=== EXERCISE INPUT ===

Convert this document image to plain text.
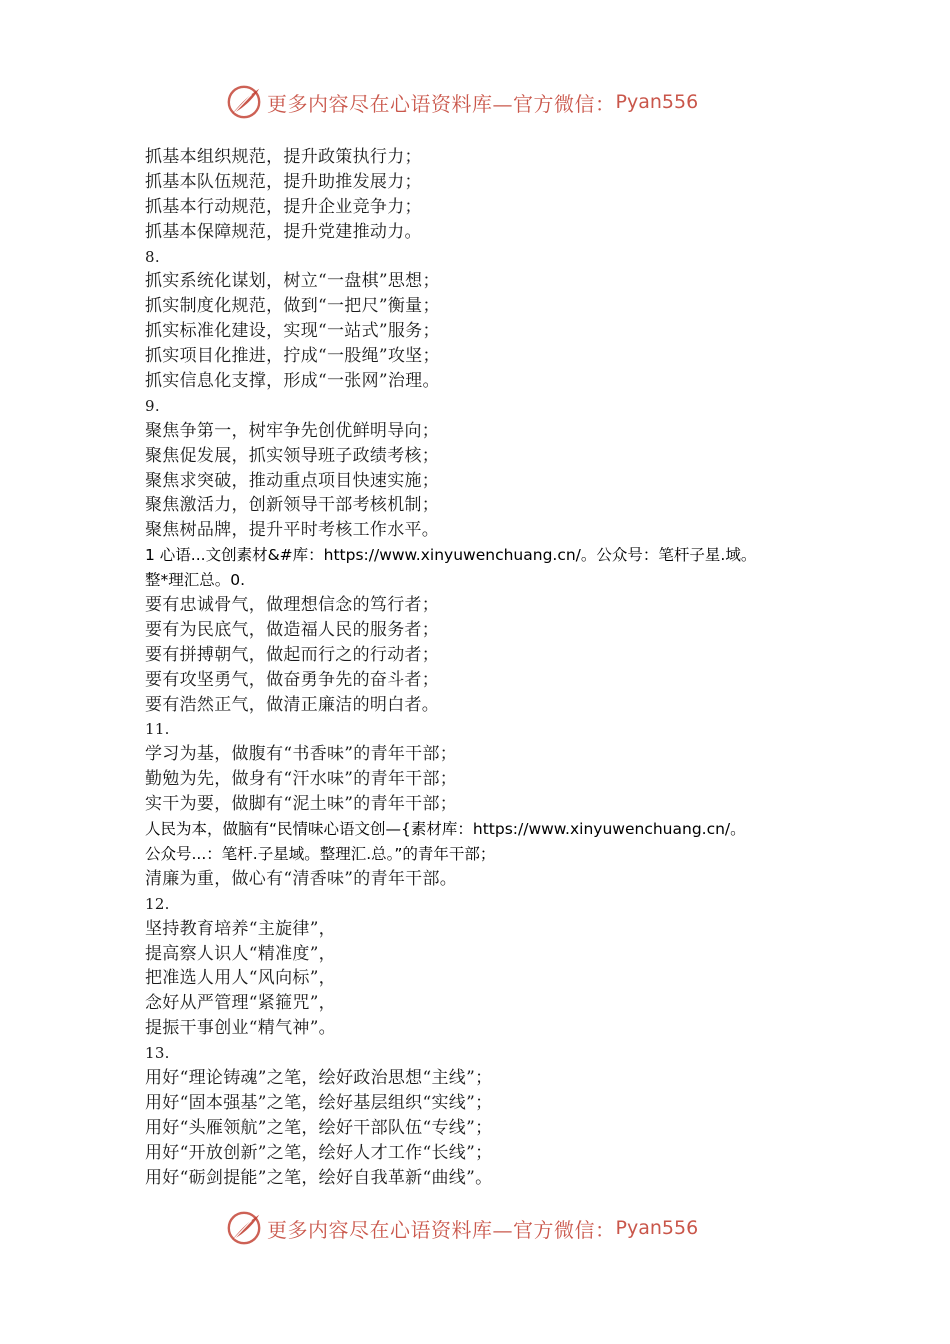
更多内容尽在心语资料库—官方微信： Pyan556
抓基本组织规范，提升政策执行力；
抓基本队伍规范，提升助推发展力；
抓基本行动规范，提升企业竞争力；
抓基本保障规范，提升党建推动力。
8.
抓实系统化谋划，树立“一盘棋”思想；
抓实制度化规范，做到“一把尺”衡量；
抓实标准化建设，实现“一站式”服务；
抓实项目化推进，拧成“一股绳”攻坚；
抓实信息化支撑，形成“一张网”治理。
9.
聚焦争第一，树牢争先创优鲜明导向；
聚焦促发展，抓实领导班子政绩考核；
聚焦求突破，推动重点项目快速实施；
聚焦激活力，创新领导干部考核机制；
聚焦树品牌，提升平时考核工作水平。
1 心语...文创素材&#库：https://www.xinyuwenchuang.cn/。公众号：笔杆子星.域。
整*理汇总。0.
要有忠诚骨气，做理想信念的笃行者；
要有为民底气，做造福人民的服务者；
要有拼搏朝气，做起而行之的行动者；
要有攻坚勇气，做奋勇争先的奋斗者；
要有浩然正气，做清正廉洁的明白者。
11.
学习为基，做腹有“书香味”的青年干部；
勤勉为先，做身有“汗水味”的青年干部；
实干为要，做脚有“泥土味”的青年干部；
人民为本，做脑有“民情味心语文创—{素材库：https://www.xinyuwenchuang.cn/。
公众号...：笔杆.子星域。整理汇.总。”的青年干部；
清廉为重，做心有“清香味”的青年干部。
12.
坚持教育培养“主旋律”，
提高察人识人“精准度”，
把准选人用人“风向标”，
念好从严管理“紧箍咒”，
提振干事创业“精气神”。
13.
用好“理论铸魂”之笔，绘好政治思想“主线”；
用好“固本强基”之笔，绘好基层组织“实线”；
用好“头雁领航”之笔，绘好干部队伍“专线”；
用好“开放创新”之笔，绘好人才工作“长线”；
用好“砺剑提能”之笔，绘好自我革新“曲线”。
更多内容尽在心语资料库—官方微信： Pyan556
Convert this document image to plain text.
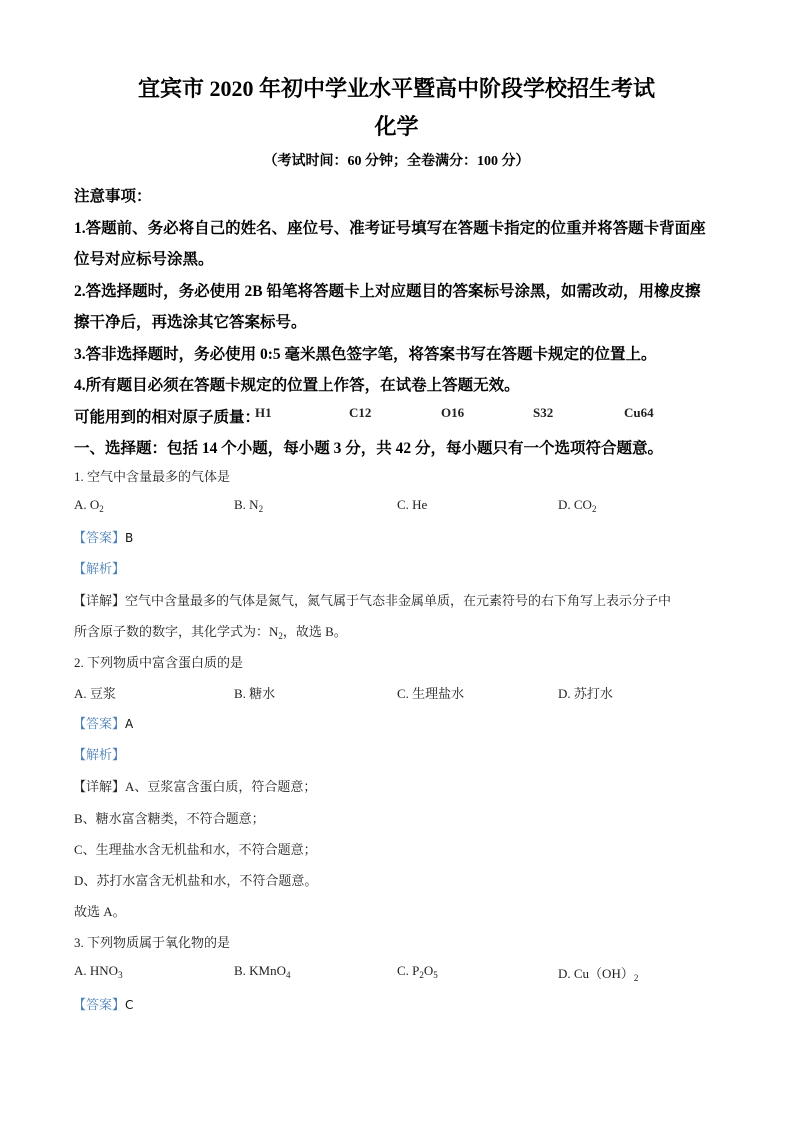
宜宾市 2020 年初中学业水平暨高中阶段学校招生考试
化学
（考试时间：60 分钟；全卷满分：100 分）
注意事项：
1.答题前、务必将自己的姓名、座位号、准考证号填写在答题卡指定的位重并将答题卡背面座
位号对应标号涂黑。
2.答选择题时，务必使用 2B 铅笔将答题卡上对应题目的答案标号涂黑，如需改动，用橡皮擦
擦干净后，再选涂其它答案标号。
3.答非选择题时，务必使用 0:5 毫米黑色签字笔，将答案书写在答题卡规定的位置上。
4.所有题目必须在答题卡规定的位置上作答，在试卷上答题无效。
可能用到的相对原子质量：
H1	C12	O16	S32	Cu64
一、选择题：包括 14 个小题，每小题 3 分，共 42 分，每小题只有一个选项符合题意。
1. 空气中含量最多的气体是
A. $O_2$	B. $N_2$	C. He	D. $CO_2$
【答案】B
【解析】
【详解】空气中含量最多的气体是氮气，氮气属于气态非金属单质，在元素符号的右下角写上表示分子中
所含原子数的数字，其化学式为：$N_2$，故选 B。
2. 下列物质中富含蛋白质的是
A. 豆浆	B. 糖水	C. 生理盐水	D. 苏打水
【答案】A
【解析】
【详解】A、豆浆富含蛋白质，符合题意；
B、糖水富含糖类，不符合题意；
C、生理盐水含无机盐和水，不符合题意；
D、苏打水富含无机盐和水，不符合题意。
故选 A。
3. 下列物质属于氧化物的是
A. $HNO_3$	B. KMnO$_4$	C. $P_2O_5$	D. $Cu(OH)_2$
【答案】C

===

• _PROBLEM REQUIREMENTS_
Leave out the pictures and restate everything else word for word.

• _EXERCISE SOLUTION_
Convert this document image to plain text.
更多内容尽在心语资料库—官方微信： Pyan556
抓基本组织规范，提升政策执行力；
抓基本队伍规范，提升助推发展力；
抓基本行动规范，提升企业竞争力；
抓基本保障规范，提升党建推动力。
8.
抓实系统化谋划，树立“一盘棋”思想；
抓实制度化规范，做到“一把尺”衡量；
抓实标准化建设，实现“一站式”服务；
抓实项目化推进，拧成“一股绳”攻坚；
抓实信息化支撑，形成“一张网”治理。
9.
聚焦争第一，树牢争先创优鲜明导向；
聚焦促发展，抓实领导班子政绩考核；
聚焦求突破，推动重点项目快速实施；
聚焦激活力，创新领导干部考核机制；
聚焦树品牌，提升平时考核工作水平。
1 心语...文创素材&#库：https://www.xinyuwenchuang.cn/。公众号：笔杆子星.域。
整*理汇总。0.
要有忠诚骨气，做理想信念的笃行者；
要有为民底气，做造福人民的服务者；
要有拼搏朝气，做起而行之的行动者；
要有攻坚勇气，做奋勇争先的奋斗者；
要有浩然正气，做清正廉洁的明白者。
11.
学习为基，做腹有“书香味”的青年干部；
勤勉为先，做身有“汗水味”的青年干部；
实干为要，做脚有“泥土味”的青年干部；
人民为本，做脑有“民情味心语文创—{素材库：https://www.xinyuwenchuang.cn/。
公众号...：笔杆.子星域。整理汇.总。”的青年干部；
清廉为重，做心有“清香味”的青年干部。
12.
坚持教育培养“主旋律”，
提高察人识人“精准度”，
把准选人用人“风向标”，
念好从严管理“紧箍咒”，
提振干事创业“精气神”。
13.
用好“理论铸魂”之笔，绘好政治思想“主线”；
用好“固本强基”之笔，绘好基层组织“实线”；
用好“头雁领航”之笔，绘好干部队伍“专线”；
用好“开放创新”之笔，绘好人才工作“长线”；
用好“砺剑提能”之笔，绘好自我革新“曲线”。
更多内容尽在心语资料库—官方微信： Pyan556
Convert this document image to plain text.
宜宾市 2020 年初中学业水平暨高中阶段学校招生考试
化学
（考试时间：60 分钟；全卷满分：100 分）
注意事项：
1.答题前、务必将自己的姓名、座位号、准考证号填写在答题卡指定的位重并将答题卡背面座
位号对应标号涂黑。
2.答选择题时，务必使用 2B 铅笔将答题卡上对应题目的答案标号涂黑，如需改动，用橡皮擦
擦干净后，再选涂其它答案标号。
3.答非选择题时，务必使用 0:5 毫米黑色签字笔，将答案书写在答题卡规定的位置上。
4.所有题目必须在答题卡规定的位置上作答，在试卷上答题无效。
可能用到的相对原子质量：
H1	C12	O16	S32	Cu64
一、选择题：包括 14 个小题，每小题 3 分，共 42 分，每小题只有一个选项符合题意。
1. 空气中含量最多的气体是
A. $O_2$	B. $N_2$	C. He	D. $CO_2$
【答案】B
【解析】
【详解】空气中含量最多的气体是氮气，氮气属于气态非金属单质，在元素符号的右下角写上表示分子中
所含原子数的数字，其化学式为：$N_2$，故选 B。
2. 下列物质中富含蛋白质的是
A. 豆浆	B. 糖水	C. 生理盐水	D. 苏打水
【答案】A
【解析】
【详解】A、豆浆富含蛋白质，符合题意；
B、糖水富含糖类，不符合题意；
C、生理盐水含无机盐和水，不符合题意；
D、苏打水富含无机盐和水，不符合题意。
故选 A。
3. 下列物质属于氧化物的是
A. $HNO_3$	B. KMnO$_4$	C. $P_2O_5$	D. $Cu(OH)_2$
【答案】C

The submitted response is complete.